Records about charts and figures
..........

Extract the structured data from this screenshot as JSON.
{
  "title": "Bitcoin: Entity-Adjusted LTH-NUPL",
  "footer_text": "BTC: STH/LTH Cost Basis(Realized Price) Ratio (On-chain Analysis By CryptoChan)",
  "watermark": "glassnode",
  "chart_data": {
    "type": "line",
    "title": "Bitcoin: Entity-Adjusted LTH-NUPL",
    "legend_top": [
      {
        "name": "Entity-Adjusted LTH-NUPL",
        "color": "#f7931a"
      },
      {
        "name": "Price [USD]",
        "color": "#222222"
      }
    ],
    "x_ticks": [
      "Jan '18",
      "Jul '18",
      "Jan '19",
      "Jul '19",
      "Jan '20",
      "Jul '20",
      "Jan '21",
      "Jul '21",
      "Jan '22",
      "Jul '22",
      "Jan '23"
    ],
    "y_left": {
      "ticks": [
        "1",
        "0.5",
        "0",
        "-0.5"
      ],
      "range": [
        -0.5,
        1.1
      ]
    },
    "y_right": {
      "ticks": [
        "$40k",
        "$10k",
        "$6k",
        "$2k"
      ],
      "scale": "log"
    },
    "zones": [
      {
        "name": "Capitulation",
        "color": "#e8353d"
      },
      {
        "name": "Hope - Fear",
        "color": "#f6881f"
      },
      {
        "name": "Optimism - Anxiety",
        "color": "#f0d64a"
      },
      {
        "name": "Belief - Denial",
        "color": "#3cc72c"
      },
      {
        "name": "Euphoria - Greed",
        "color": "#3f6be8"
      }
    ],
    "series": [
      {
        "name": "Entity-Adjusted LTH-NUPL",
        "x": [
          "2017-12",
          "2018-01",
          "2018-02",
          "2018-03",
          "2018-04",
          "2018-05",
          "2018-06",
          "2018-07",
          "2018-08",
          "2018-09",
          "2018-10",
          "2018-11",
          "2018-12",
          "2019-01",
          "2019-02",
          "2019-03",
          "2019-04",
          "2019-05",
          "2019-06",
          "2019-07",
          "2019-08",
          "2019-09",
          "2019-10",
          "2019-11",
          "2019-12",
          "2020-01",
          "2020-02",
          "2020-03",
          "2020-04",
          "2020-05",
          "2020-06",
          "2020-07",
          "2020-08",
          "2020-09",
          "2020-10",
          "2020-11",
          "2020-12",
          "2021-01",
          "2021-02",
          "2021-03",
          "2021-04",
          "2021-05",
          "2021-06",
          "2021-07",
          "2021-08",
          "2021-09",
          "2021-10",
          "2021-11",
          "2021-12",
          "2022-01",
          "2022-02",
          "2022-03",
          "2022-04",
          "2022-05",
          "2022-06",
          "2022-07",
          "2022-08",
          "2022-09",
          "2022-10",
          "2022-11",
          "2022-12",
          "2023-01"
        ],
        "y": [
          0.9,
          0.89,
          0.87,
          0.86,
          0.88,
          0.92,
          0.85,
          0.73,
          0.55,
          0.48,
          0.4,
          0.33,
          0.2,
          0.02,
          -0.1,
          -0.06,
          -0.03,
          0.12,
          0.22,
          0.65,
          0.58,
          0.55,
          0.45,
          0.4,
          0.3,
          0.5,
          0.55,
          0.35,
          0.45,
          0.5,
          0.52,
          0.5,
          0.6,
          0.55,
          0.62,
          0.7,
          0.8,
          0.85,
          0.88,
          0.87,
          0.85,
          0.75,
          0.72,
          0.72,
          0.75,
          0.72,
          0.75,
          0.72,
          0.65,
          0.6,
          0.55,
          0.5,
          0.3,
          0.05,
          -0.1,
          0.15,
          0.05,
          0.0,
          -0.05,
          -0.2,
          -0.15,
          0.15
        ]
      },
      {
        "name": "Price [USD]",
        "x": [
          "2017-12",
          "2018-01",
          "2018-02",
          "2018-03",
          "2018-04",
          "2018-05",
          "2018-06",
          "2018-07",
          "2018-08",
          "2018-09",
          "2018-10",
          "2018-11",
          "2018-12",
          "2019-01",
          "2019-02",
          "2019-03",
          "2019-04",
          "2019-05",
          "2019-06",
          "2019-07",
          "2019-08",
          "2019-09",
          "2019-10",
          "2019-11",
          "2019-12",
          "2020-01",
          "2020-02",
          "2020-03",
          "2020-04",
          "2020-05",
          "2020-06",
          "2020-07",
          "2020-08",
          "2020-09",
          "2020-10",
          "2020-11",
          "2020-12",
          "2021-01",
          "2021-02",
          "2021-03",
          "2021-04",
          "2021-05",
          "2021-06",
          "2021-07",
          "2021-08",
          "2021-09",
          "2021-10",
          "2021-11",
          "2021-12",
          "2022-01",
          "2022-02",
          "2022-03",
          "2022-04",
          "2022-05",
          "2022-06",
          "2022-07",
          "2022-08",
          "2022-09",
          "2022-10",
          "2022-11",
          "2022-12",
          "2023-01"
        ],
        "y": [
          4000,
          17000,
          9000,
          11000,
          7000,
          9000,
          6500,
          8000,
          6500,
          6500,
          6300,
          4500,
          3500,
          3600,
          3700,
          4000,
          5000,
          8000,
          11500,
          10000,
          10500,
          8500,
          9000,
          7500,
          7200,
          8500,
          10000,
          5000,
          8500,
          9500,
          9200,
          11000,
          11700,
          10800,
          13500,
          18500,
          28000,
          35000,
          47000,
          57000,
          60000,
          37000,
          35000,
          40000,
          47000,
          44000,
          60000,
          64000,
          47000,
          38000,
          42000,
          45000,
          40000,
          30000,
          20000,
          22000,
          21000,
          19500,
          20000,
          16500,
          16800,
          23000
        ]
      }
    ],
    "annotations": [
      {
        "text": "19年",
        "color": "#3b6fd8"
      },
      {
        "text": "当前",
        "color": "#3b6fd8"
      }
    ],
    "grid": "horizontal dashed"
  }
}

..........

Exercise description: In the entries above, find each line with the word "Entity" and copy it.

Output:
  "title": "Bitcoin: Entity-Adjusted LTH-NUPL",
    "title": "Bitcoin: Entity-Adjusted LTH-NUPL",
        "name": "Entity-Adjusted LTH-NUPL",
        "name": "Entity-Adjusted LTH-NUPL",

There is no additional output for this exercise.